##### DATA FOR THIS TASK #####

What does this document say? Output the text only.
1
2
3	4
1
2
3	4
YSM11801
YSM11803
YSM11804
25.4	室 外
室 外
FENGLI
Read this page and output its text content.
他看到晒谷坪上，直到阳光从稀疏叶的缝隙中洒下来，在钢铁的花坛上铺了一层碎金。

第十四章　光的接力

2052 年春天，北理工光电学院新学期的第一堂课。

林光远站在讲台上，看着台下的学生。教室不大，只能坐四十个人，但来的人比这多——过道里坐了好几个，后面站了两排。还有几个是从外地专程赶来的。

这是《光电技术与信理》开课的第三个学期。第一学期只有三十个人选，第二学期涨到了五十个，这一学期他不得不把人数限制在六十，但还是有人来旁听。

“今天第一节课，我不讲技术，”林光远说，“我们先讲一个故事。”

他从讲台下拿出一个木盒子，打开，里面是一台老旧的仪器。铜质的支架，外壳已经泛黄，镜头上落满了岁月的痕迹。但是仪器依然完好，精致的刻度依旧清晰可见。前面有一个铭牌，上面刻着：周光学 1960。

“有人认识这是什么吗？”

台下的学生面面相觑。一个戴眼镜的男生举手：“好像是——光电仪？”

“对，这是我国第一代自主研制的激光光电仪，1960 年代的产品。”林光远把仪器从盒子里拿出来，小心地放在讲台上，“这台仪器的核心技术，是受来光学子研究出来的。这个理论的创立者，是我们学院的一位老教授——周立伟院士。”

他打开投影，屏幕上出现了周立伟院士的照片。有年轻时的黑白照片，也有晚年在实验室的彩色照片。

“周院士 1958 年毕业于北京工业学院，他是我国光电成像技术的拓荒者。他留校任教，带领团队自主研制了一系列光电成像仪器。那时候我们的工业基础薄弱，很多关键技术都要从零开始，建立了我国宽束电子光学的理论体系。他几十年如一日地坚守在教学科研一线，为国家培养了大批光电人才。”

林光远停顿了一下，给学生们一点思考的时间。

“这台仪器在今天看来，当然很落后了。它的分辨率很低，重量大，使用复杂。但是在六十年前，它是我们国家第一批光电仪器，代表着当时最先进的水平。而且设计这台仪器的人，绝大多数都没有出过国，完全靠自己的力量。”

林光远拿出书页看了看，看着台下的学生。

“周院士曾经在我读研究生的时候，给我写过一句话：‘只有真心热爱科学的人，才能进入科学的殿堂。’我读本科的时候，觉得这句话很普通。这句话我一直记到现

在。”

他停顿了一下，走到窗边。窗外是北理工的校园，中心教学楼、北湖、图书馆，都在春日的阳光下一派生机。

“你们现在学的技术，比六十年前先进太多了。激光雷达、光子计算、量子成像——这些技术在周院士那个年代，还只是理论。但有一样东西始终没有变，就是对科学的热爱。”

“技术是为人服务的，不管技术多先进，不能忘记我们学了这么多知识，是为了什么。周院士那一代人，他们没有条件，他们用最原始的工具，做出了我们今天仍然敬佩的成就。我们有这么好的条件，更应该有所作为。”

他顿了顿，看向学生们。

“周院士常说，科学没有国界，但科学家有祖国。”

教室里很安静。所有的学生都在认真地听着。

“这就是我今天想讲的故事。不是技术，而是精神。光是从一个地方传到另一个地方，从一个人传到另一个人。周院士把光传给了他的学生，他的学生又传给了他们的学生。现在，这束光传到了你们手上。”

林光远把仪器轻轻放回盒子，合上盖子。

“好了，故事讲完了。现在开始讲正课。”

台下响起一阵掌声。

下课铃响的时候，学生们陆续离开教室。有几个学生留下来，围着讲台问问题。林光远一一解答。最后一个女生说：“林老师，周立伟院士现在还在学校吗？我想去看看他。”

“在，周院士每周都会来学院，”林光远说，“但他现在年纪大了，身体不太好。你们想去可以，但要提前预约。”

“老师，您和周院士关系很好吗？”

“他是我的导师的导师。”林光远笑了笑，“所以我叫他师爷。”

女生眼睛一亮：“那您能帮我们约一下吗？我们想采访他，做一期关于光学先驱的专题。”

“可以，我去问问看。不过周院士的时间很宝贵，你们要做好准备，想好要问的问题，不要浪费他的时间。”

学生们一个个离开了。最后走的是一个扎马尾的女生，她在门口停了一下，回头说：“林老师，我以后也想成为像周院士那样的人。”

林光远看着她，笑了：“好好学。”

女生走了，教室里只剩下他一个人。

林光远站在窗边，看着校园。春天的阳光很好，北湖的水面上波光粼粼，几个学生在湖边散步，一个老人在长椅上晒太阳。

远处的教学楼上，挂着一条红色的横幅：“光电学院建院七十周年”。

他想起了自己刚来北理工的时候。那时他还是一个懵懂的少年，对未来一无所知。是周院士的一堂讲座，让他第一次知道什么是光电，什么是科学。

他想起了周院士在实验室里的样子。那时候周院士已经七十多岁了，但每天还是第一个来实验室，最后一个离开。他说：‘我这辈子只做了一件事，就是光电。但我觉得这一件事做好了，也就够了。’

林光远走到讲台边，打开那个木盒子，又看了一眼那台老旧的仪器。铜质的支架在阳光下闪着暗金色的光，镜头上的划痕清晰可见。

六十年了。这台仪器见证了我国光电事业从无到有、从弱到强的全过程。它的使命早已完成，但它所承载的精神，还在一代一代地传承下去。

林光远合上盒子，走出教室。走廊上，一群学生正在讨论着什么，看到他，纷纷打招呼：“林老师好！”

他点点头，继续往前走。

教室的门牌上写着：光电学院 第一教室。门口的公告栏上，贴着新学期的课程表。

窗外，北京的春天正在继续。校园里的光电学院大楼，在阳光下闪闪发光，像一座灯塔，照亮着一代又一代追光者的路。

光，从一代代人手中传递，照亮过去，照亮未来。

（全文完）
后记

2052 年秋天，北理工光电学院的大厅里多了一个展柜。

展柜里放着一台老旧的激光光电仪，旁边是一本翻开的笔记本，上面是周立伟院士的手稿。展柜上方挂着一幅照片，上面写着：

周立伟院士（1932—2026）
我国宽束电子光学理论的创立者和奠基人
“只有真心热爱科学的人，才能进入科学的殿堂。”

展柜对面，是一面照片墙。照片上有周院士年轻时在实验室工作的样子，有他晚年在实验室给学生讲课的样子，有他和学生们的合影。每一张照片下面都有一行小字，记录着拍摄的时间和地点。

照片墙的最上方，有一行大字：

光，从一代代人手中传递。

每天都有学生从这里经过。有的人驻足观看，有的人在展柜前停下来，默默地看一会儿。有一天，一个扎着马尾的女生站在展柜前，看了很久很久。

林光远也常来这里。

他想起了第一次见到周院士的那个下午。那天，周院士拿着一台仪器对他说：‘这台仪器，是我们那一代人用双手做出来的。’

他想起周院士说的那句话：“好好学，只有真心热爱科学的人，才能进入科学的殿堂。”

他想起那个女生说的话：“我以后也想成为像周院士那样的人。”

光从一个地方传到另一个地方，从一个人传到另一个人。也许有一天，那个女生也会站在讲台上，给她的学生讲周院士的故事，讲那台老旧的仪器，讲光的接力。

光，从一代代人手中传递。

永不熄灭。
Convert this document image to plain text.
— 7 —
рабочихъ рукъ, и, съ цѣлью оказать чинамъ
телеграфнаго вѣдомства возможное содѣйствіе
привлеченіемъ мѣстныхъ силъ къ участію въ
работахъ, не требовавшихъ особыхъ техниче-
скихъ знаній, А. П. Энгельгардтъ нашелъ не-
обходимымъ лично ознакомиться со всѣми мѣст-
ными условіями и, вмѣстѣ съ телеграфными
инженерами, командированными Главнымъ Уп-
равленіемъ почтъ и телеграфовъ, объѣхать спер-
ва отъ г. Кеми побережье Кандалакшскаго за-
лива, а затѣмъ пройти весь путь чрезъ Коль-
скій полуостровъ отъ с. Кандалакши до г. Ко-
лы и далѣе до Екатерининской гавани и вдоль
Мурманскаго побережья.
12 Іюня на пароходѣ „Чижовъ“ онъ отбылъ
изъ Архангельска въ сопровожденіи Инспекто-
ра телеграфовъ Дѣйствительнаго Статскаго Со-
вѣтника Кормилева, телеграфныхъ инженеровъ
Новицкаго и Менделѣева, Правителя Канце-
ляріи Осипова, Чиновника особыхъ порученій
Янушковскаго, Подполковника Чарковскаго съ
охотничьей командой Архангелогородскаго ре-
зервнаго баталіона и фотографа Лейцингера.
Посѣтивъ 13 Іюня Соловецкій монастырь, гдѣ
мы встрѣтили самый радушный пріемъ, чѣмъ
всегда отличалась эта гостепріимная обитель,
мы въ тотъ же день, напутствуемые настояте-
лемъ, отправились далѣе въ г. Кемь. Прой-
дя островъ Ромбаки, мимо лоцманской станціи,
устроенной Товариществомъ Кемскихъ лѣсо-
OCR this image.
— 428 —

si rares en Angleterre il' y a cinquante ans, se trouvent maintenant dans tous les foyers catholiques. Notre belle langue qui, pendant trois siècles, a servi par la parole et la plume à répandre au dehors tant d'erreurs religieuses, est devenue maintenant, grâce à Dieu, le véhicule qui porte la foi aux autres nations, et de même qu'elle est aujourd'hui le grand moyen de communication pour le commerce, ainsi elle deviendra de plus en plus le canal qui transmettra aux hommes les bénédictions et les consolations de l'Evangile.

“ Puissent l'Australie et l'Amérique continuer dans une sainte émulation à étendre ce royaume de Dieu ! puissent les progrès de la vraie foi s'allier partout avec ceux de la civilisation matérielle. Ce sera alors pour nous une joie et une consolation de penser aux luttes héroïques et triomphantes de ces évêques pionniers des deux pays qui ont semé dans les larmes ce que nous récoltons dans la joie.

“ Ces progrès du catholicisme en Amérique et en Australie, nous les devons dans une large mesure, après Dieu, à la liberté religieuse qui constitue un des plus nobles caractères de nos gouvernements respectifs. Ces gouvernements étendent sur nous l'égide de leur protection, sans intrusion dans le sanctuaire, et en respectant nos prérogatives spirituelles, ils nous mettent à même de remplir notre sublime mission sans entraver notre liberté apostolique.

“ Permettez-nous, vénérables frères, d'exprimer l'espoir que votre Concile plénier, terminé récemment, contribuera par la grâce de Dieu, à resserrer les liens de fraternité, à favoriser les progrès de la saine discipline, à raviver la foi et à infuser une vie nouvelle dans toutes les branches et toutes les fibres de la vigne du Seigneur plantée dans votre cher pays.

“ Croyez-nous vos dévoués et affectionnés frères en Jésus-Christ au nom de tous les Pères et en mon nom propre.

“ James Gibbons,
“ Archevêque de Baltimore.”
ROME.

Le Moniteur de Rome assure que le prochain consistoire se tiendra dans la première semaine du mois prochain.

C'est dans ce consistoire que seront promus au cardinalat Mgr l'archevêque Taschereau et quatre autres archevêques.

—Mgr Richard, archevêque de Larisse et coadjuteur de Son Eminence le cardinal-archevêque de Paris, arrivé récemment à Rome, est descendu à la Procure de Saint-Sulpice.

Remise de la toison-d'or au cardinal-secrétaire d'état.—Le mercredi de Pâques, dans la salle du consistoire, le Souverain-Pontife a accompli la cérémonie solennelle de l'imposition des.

#####

## OBJECTIVE
Scan the material above. Copy each line that holds the word "plus".

## EXERCISE RESULT
si rares en Angleterre il' y a cinquante ans, se trouvent maintenant dans tous les foyers catholiques. Notre belle langue qui, pendant trois siècles, a servi par la parole et la plume à répandre au dehors tant d'erreurs religieuses, est devenue maintenant, grâce à Dieu, le véhicule qui porte la foi aux autres nations, et de même qu'elle est aujourd'hui le grand moyen de communication pour le commerce, ainsi elle deviendra de plus en plus le canal qui transmettra aux hommes les bénédictions et les consolations de l'Evangile.
“ Ces progrès du catholicisme en Amérique et en Australie, nous les devons dans une large mesure, après Dieu, à la liberté religieuse qui constitue un des plus nobles caractères de nos gouvernements respectifs. Ces gouvernements étendent sur nous l'égide de leur protection, sans intrusion dans le sanctuaire, et en respectant nos prérogatives spirituelles, ils nous mettent à même de remplir notre sublime mission sans entraver notre liberté apostolique.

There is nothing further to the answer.